• [Instructions to follow] Locate the word "category" in the material, then show every line that holds it.

• [Data section]
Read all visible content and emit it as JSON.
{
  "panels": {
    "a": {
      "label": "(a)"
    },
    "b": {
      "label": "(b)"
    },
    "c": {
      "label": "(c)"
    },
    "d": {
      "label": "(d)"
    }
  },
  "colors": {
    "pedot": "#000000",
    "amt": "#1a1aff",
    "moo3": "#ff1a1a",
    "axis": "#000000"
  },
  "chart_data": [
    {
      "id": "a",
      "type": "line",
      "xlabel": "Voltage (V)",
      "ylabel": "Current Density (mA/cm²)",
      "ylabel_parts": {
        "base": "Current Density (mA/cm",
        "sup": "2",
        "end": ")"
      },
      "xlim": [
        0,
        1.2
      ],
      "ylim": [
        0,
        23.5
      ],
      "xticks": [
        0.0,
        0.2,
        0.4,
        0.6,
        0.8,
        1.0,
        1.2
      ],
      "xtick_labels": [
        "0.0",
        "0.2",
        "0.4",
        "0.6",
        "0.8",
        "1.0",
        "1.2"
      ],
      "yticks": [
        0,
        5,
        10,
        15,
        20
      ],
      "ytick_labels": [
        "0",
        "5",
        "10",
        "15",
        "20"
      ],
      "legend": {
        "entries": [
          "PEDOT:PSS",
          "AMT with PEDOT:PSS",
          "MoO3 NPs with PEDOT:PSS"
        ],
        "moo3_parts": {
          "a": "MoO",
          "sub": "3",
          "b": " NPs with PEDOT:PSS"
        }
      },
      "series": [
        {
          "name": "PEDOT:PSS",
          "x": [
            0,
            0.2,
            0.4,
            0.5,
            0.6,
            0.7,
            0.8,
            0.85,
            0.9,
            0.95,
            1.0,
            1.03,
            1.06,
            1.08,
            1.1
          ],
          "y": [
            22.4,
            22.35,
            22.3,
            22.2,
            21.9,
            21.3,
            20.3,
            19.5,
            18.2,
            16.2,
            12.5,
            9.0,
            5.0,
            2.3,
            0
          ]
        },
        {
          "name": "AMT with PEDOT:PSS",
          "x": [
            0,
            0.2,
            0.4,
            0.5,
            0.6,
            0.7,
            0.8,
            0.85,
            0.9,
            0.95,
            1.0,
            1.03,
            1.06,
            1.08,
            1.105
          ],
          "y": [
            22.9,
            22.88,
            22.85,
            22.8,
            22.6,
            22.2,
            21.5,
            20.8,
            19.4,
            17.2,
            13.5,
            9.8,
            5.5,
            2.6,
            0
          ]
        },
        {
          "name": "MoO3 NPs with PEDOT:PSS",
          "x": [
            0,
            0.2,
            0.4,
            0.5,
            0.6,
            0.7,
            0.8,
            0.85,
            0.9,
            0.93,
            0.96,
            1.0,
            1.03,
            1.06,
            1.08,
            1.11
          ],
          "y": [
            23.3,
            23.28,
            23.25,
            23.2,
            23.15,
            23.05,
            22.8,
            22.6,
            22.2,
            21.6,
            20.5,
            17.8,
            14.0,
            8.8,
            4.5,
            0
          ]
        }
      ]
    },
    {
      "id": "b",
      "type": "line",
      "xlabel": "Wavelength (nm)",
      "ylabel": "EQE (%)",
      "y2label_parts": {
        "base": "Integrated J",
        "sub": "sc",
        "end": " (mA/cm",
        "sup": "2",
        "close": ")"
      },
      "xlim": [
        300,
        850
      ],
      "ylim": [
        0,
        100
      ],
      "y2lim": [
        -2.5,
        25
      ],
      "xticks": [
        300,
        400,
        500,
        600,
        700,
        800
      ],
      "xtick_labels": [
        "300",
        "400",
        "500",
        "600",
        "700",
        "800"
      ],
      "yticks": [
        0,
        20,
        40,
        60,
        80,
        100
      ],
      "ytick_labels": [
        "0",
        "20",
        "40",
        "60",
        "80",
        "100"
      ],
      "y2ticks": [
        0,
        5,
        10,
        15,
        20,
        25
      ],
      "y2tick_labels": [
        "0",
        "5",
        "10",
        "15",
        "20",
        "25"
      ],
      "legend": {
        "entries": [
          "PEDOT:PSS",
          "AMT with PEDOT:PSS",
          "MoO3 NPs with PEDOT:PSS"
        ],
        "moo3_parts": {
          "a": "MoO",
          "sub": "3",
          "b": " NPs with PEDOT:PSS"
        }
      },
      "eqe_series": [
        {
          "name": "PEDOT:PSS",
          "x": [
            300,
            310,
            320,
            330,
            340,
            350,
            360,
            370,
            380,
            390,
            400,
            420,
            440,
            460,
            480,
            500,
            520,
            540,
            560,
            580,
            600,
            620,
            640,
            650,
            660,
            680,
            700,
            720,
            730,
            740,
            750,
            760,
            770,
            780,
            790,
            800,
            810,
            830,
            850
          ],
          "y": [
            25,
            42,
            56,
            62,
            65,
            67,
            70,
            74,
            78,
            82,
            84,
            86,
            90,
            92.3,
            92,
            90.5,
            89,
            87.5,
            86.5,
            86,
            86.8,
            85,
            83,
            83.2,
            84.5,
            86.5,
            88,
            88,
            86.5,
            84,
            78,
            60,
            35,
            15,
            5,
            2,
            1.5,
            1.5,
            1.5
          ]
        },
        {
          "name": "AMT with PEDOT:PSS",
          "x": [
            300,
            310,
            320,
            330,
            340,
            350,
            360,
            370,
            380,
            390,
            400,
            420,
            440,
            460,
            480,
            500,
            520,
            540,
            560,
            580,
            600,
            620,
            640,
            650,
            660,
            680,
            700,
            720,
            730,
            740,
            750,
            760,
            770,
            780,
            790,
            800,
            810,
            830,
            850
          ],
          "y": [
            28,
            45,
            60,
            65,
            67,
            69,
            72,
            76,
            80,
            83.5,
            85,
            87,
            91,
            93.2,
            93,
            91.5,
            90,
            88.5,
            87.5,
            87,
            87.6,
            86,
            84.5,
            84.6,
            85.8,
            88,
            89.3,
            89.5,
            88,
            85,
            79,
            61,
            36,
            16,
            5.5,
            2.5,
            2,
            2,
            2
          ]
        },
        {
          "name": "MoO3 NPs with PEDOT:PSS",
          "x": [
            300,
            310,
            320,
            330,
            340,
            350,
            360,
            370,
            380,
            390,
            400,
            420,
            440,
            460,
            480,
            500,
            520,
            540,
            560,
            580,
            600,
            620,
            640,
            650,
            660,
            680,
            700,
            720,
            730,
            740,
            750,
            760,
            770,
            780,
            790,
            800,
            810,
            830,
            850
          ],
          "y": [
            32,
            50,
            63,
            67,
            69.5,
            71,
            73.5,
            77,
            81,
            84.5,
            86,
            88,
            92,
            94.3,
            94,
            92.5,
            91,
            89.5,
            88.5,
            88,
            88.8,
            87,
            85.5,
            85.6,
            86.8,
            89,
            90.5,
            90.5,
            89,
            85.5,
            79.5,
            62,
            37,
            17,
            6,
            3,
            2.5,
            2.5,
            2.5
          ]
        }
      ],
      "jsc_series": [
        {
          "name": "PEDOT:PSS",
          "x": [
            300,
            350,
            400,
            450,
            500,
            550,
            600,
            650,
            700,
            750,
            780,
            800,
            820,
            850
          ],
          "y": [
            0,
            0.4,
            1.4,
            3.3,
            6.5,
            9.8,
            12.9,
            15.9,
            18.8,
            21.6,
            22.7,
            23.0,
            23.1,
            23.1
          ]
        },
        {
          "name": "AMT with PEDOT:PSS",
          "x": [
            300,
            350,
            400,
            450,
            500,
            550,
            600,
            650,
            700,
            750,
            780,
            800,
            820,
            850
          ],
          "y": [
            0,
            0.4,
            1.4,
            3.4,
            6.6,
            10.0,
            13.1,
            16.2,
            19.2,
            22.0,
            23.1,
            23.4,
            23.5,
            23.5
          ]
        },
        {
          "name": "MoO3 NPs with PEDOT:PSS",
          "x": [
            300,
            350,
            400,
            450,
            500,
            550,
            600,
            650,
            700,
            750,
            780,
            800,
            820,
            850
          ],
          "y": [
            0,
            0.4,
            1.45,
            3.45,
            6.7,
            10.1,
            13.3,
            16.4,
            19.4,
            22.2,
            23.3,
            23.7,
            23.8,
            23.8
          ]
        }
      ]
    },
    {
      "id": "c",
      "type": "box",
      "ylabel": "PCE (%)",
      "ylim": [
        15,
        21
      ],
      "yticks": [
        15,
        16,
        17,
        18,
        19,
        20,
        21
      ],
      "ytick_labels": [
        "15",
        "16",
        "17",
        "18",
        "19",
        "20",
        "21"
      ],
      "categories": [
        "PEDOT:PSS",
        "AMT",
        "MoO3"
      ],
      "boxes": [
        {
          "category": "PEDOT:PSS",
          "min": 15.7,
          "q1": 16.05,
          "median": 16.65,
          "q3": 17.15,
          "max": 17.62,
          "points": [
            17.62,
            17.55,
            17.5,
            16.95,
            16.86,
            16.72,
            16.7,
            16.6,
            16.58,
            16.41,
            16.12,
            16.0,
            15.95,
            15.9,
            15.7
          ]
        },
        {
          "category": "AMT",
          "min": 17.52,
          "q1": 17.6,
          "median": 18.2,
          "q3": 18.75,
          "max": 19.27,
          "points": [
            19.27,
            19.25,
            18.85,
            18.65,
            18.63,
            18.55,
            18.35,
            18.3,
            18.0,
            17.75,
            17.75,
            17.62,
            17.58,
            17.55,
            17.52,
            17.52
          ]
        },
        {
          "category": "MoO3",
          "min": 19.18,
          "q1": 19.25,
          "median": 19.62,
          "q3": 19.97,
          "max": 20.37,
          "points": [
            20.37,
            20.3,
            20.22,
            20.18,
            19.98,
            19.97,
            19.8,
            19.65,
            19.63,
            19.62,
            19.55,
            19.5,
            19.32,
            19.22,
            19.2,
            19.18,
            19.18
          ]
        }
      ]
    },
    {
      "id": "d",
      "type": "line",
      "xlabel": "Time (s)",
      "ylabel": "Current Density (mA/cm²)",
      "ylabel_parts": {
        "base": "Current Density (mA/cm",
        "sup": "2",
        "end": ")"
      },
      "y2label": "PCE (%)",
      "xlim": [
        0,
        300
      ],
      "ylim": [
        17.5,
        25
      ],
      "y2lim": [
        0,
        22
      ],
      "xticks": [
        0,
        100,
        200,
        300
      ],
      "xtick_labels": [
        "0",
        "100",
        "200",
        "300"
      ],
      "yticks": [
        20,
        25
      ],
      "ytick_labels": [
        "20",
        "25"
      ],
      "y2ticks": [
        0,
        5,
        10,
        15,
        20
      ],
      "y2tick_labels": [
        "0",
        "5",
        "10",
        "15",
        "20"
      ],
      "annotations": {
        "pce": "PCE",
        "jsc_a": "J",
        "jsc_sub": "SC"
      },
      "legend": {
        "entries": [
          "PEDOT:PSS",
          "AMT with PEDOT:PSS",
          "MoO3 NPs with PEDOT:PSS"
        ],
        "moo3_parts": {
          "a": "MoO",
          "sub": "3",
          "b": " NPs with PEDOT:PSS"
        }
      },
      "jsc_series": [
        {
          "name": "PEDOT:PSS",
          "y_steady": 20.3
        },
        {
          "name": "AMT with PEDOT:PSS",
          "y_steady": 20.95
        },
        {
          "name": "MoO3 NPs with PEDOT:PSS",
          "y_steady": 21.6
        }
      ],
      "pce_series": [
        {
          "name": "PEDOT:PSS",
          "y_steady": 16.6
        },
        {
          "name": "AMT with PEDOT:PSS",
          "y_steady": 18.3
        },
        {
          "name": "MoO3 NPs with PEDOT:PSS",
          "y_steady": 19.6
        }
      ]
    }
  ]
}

• [Solution for this exercise]
          "category": "PEDOT:PSS",
          "category": "AMT",
          "category": "MoO3",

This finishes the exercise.